(Goal of the exercise):
Read the lines below. Copy out any that hold the string "this".

(Input):
○ ○ ○
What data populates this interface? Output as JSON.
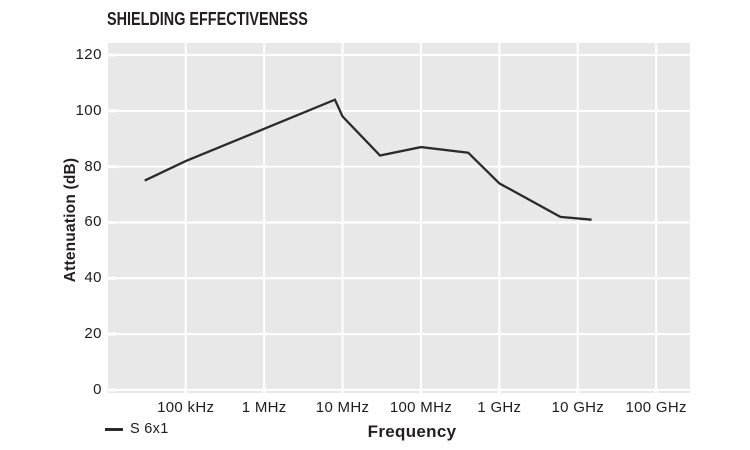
{
  "chart_data": {
    "type": "line",
    "title": "SHIELDING EFFECTIVENESS",
    "xlabel": "Frequency",
    "ylabel": "Attenuation (dB)",
    "x_scale": "log",
    "grid": true,
    "legend_position": "bottom-left",
    "plot_bg_color": "#e8e8e8",
    "grid_color": "#ffffff",
    "text_color": "#1d1d1f",
    "xlim_hz": [
      10200,
      270000000000
    ],
    "ylim": [
      -1.1,
      124.3
    ],
    "y_ticks": [
      0,
      20,
      40,
      60,
      80,
      100,
      120
    ],
    "x_ticks": [
      {
        "hz": 100000,
        "label": "100 kHz"
      },
      {
        "hz": 1000000,
        "label": "1 MHz"
      },
      {
        "hz": 10000000,
        "label": "10 MHz"
      },
      {
        "hz": 100000000,
        "label": "100 MHz"
      },
      {
        "hz": 1000000000,
        "label": "1 GHz"
      },
      {
        "hz": 10000000000,
        "label": "10 GHz"
      },
      {
        "hz": 100000000000,
        "label": "100 GHz"
      }
    ],
    "series": [
      {
        "name": "S 6x1",
        "color": "#2b2b2b",
        "points_hz_db": [
          [
            30000,
            75
          ],
          [
            100000,
            82
          ],
          [
            8000000,
            104
          ],
          [
            10000000,
            98
          ],
          [
            30000000,
            84
          ],
          [
            100000000,
            87
          ],
          [
            400000000,
            85
          ],
          [
            1000000000,
            74
          ],
          [
            6000000000,
            62
          ],
          [
            15000000000,
            61
          ]
        ]
      }
    ]
  }
}
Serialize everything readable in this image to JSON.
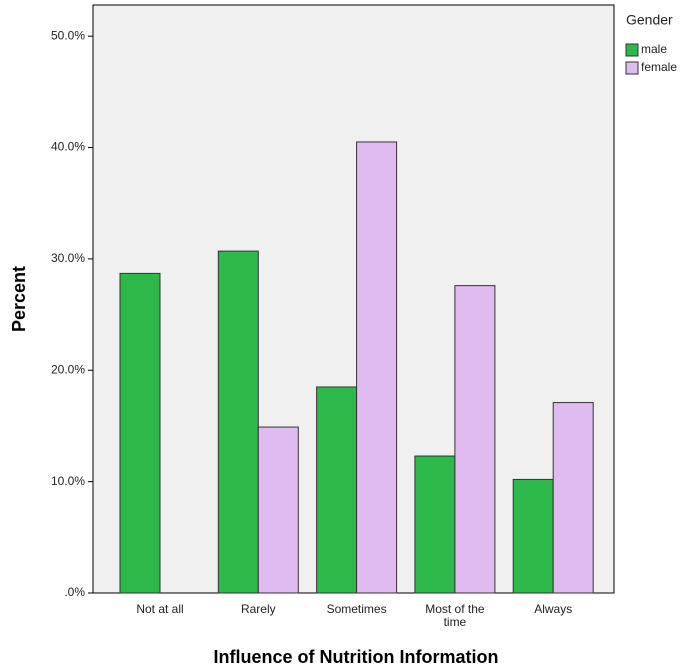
{
  "chart_data": {
    "type": "bar",
    "x_label": "Influence of Nutrition Information",
    "y_label": "Percent",
    "legend_title": "Gender",
    "categories": [
      "Not at all",
      "Rarely",
      "Sometimes",
      "Most of the time",
      "Always"
    ],
    "series": [
      {
        "name": "male",
        "color": "#2db84b",
        "values": [
          28.7,
          30.7,
          18.5,
          12.3,
          10.2
        ]
      },
      {
        "name": "female",
        "color": "#dfbbf2",
        "values": [
          0,
          14.9,
          40.5,
          27.6,
          17.1
        ]
      }
    ],
    "ylim": [
      0,
      52.8
    ],
    "yticks": [
      {
        "value": 0,
        "label": ".0%"
      },
      {
        "value": 10,
        "label": "10.0%"
      },
      {
        "value": 20,
        "label": "20.0%"
      },
      {
        "value": 30,
        "label": "30.0%"
      },
      {
        "value": 40,
        "label": "40.0%"
      },
      {
        "value": 50,
        "label": "50.0%"
      }
    ],
    "legend": "right"
  }
}
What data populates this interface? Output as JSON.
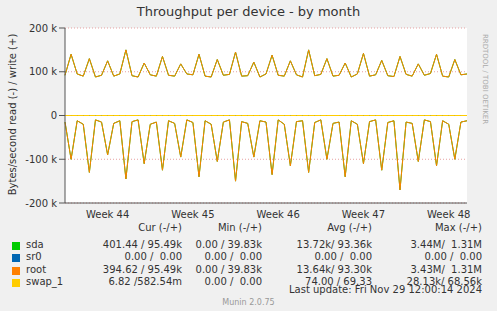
{
  "chart_data": {
    "type": "line",
    "title": "Throughput per device - by month",
    "y_label": "Bytes/second read (-) / write (+)",
    "side_text": "RRDTOOL / TOBI OETIKER",
    "last_update": "Last update: Fri Nov 29 12:00:14 2024",
    "footer": "Munin 2.0.75",
    "grid": true,
    "ylim": [
      -200000,
      200000
    ],
    "yticks": [
      {
        "value": -200000,
        "label": "-200 k"
      },
      {
        "value": -100000,
        "label": "-100 k"
      },
      0,
      {
        "value": 100000,
        "label": "100 k"
      },
      {
        "value": 200000,
        "label": "200 k"
      }
    ],
    "categories": [
      null,
      null,
      null,
      null,
      null,
      null,
      null,
      "Week 44",
      null,
      null,
      null,
      null,
      null,
      null,
      null,
      null,
      null,
      null,
      null,
      null,
      null,
      "Week 45",
      null,
      null,
      null,
      null,
      null,
      null,
      null,
      null,
      null,
      null,
      null,
      null,
      null,
      "Week 46",
      null,
      null,
      null,
      null,
      null,
      null,
      null,
      null,
      null,
      null,
      null,
      null,
      null,
      "Week 47",
      null,
      null,
      null,
      null,
      null,
      null,
      null,
      null,
      null,
      null,
      null,
      null,
      null,
      "Week 48",
      null,
      null,
      null
    ],
    "stats_header": [
      "Cur (-/+)",
      "Min (-/+)",
      "Avg (-/+)",
      "Max (-/+)"
    ],
    "series": [
      {
        "name": "sda",
        "color": "#00cc00",
        "cur": "401.44 / 95.49k",
        "min": "0.00 / 39.83k",
        "avg": "13.72k/ 93.36k",
        "max": "3.44M/  1.31M",
        "values": [
          92000,
          140000,
          95000,
          90000,
          130000,
          88000,
          92000,
          125000,
          90000,
          95000,
          150000,
          91000,
          88000,
          120000,
          93000,
          90000,
          135000,
          92000,
          90000,
          118000,
          95000,
          93000,
          140000,
          90000,
          88000,
          128000,
          92000,
          94000,
          145000,
          90000,
          91000,
          122000,
          88000,
          95000,
          138000,
          92000,
          90000,
          125000,
          93000,
          88000,
          150000,
          91000,
          94000,
          130000,
          90000,
          92000,
          120000,
          88000,
          95000,
          142000,
          90000,
          93000,
          126000,
          91000,
          89000,
          135000,
          94000,
          90000,
          118000,
          92000,
          96000,
          140000,
          90000,
          88000,
          128000,
          93000,
          95000
        ],
        "read_values": [
          -15000,
          -100000,
          -12000,
          -20000,
          -130000,
          -10000,
          -15000,
          -90000,
          -18000,
          -12000,
          -145000,
          -14000,
          -10000,
          -110000,
          -20000,
          -15000,
          -125000,
          -12000,
          -18000,
          -95000,
          -10000,
          -16000,
          -140000,
          -12000,
          -20000,
          -105000,
          -15000,
          -10000,
          -150000,
          -14000,
          -18000,
          -95000,
          -12000,
          -15000,
          -135000,
          -10000,
          -20000,
          -115000,
          -14000,
          -12000,
          -130000,
          -16000,
          -10000,
          -100000,
          -18000,
          -15000,
          -140000,
          -12000,
          -20000,
          -110000,
          -14000,
          -10000,
          -125000,
          -16000,
          -12000,
          -170000,
          -15000,
          -18000,
          -105000,
          -10000,
          -14000,
          -115000,
          -12000,
          -20000,
          -100000,
          -15000,
          -12000
        ]
      },
      {
        "name": "sr0",
        "color": "#0066b3",
        "cur": "0.00 /  0.00",
        "min": "0.00 /  0.00",
        "avg": "0.00 /  0.00",
        "max": "0.00 /  0.00",
        "values": [
          0,
          0,
          0,
          0,
          0,
          0,
          0,
          0,
          0,
          0,
          0,
          0,
          0,
          0,
          0,
          0,
          0,
          0,
          0,
          0,
          0,
          0,
          0,
          0,
          0,
          0,
          0,
          0,
          0,
          0,
          0,
          0,
          0,
          0,
          0,
          0,
          0,
          0,
          0,
          0,
          0,
          0,
          0,
          0,
          0,
          0,
          0,
          0,
          0,
          0,
          0,
          0,
          0,
          0,
          0,
          0,
          0,
          0,
          0,
          0,
          0,
          0,
          0,
          0,
          0,
          0,
          0
        ],
        "read_values": [
          0,
          0,
          0,
          0,
          0,
          0,
          0,
          0,
          0,
          0,
          0,
          0,
          0,
          0,
          0,
          0,
          0,
          0,
          0,
          0,
          0,
          0,
          0,
          0,
          0,
          0,
          0,
          0,
          0,
          0,
          0,
          0,
          0,
          0,
          0,
          0,
          0,
          0,
          0,
          0,
          0,
          0,
          0,
          0,
          0,
          0,
          0,
          0,
          0,
          0,
          0,
          0,
          0,
          0,
          0,
          0,
          0,
          0,
          0,
          0,
          0,
          0,
          0,
          0,
          0,
          0,
          0
        ]
      },
      {
        "name": "root",
        "color": "#ff8000",
        "cur": "394.62 / 95.49k",
        "min": "0.00 / 39.83k",
        "avg": "13.64k/ 93.30k",
        "max": "3.43M/  1.31M",
        "values": [
          92000,
          140000,
          95000,
          90000,
          130000,
          88000,
          92000,
          125000,
          90000,
          95000,
          150000,
          91000,
          88000,
          120000,
          93000,
          90000,
          135000,
          92000,
          90000,
          118000,
          95000,
          93000,
          140000,
          90000,
          88000,
          128000,
          92000,
          94000,
          145000,
          90000,
          91000,
          122000,
          88000,
          95000,
          138000,
          92000,
          90000,
          125000,
          93000,
          88000,
          150000,
          91000,
          94000,
          130000,
          90000,
          92000,
          120000,
          88000,
          95000,
          142000,
          90000,
          93000,
          126000,
          91000,
          89000,
          135000,
          94000,
          90000,
          118000,
          92000,
          96000,
          140000,
          90000,
          88000,
          128000,
          93000,
          95000
        ],
        "read_values": [
          -15000,
          -100000,
          -12000,
          -20000,
          -130000,
          -10000,
          -15000,
          -90000,
          -18000,
          -12000,
          -145000,
          -14000,
          -10000,
          -110000,
          -20000,
          -15000,
          -125000,
          -12000,
          -18000,
          -95000,
          -10000,
          -16000,
          -140000,
          -12000,
          -20000,
          -105000,
          -15000,
          -10000,
          -150000,
          -14000,
          -18000,
          -95000,
          -12000,
          -15000,
          -135000,
          -10000,
          -20000,
          -115000,
          -14000,
          -12000,
          -130000,
          -16000,
          -10000,
          -100000,
          -18000,
          -15000,
          -140000,
          -12000,
          -20000,
          -110000,
          -14000,
          -10000,
          -125000,
          -16000,
          -12000,
          -170000,
          -15000,
          -18000,
          -105000,
          -10000,
          -14000,
          -115000,
          -12000,
          -20000,
          -100000,
          -15000,
          -12000
        ]
      },
      {
        "name": "swap_1",
        "color": "#ffcc00",
        "cur": "6.82 /582.54m",
        "min": "0.00 /  0.00",
        "avg": "74.00 / 69.33",
        "max": "28.13k/ 68.56k",
        "values": [
          0,
          0,
          0,
          0,
          0,
          0,
          0,
          0,
          0,
          0,
          0,
          0,
          0,
          0,
          0,
          0,
          0,
          0,
          0,
          0,
          0,
          0,
          0,
          0,
          0,
          0,
          0,
          0,
          0,
          0,
          0,
          0,
          0,
          0,
          0,
          0,
          0,
          0,
          0,
          0,
          0,
          0,
          0,
          0,
          0,
          0,
          0,
          0,
          0,
          0,
          0,
          0,
          0,
          0,
          0,
          0,
          0,
          0,
          0,
          0,
          0,
          0,
          0,
          0,
          0,
          0,
          0
        ],
        "read_values": [
          0,
          0,
          0,
          0,
          0,
          0,
          0,
          0,
          0,
          0,
          0,
          0,
          0,
          0,
          0,
          0,
          0,
          0,
          0,
          0,
          0,
          0,
          0,
          0,
          0,
          0,
          0,
          0,
          0,
          0,
          0,
          0,
          0,
          0,
          0,
          0,
          0,
          0,
          0,
          0,
          0,
          0,
          0,
          0,
          0,
          0,
          0,
          0,
          0,
          0,
          0,
          0,
          0,
          0,
          0,
          0,
          0,
          0,
          0,
          0,
          0,
          0,
          0,
          0,
          0,
          0,
          0
        ]
      }
    ]
  }
}
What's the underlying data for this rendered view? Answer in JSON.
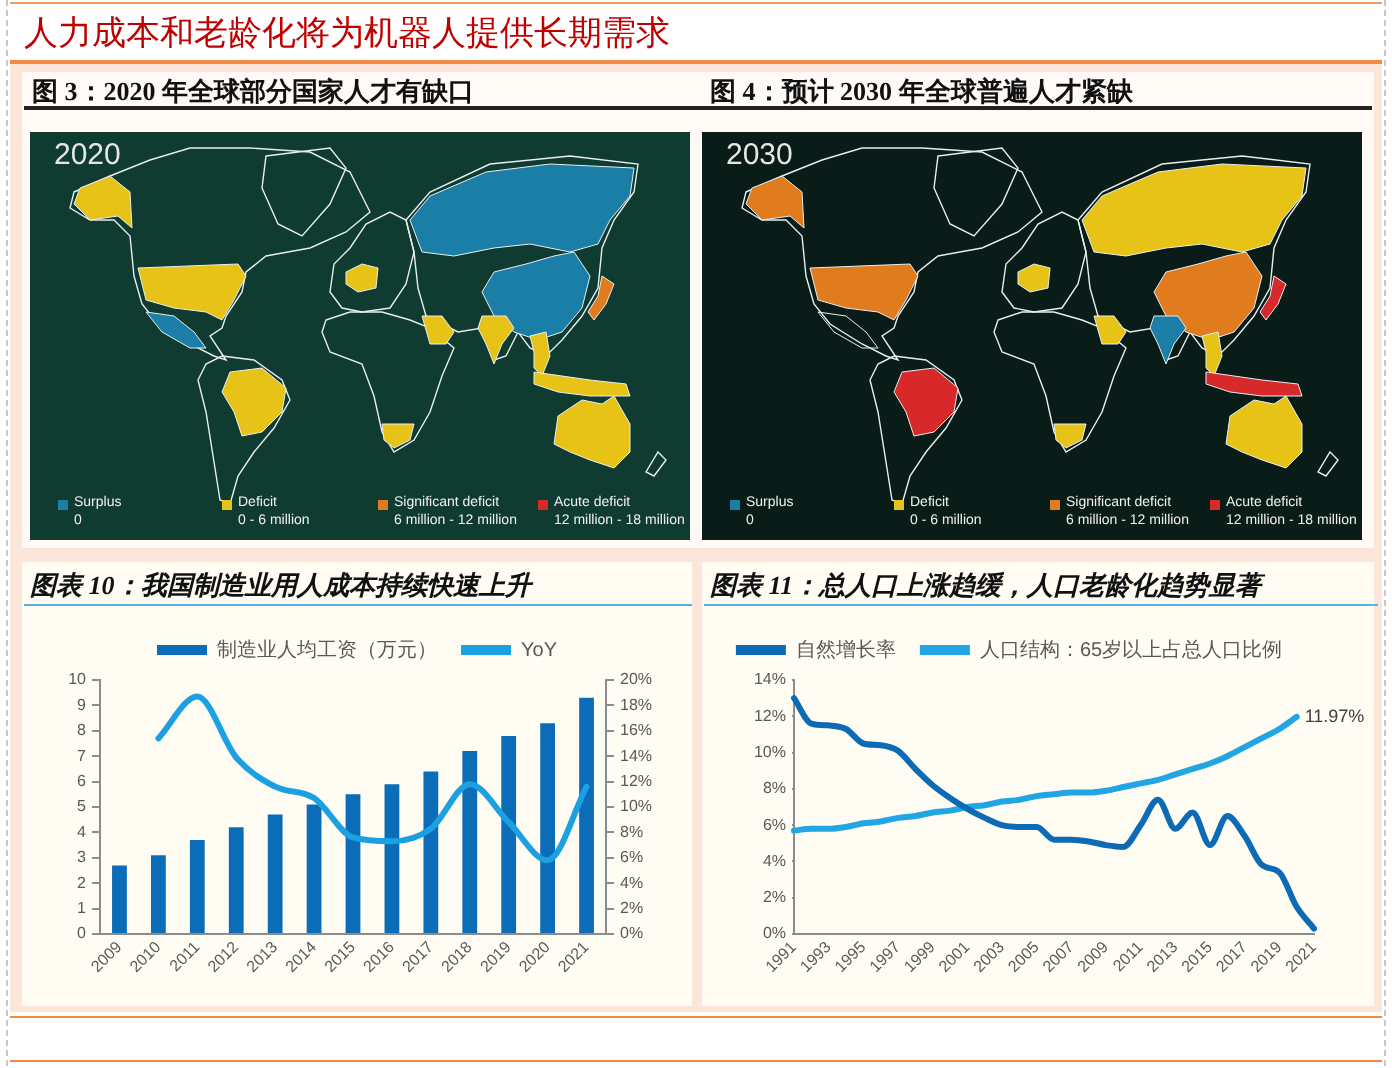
○ ○ ○
(Output below):
What data populates this interface? Output as JSON.
Serialize everything readable in this image to JSON.
What data populates this interface? Output as JSON.
What's the underlying data for this rendered view? Answer in JSON.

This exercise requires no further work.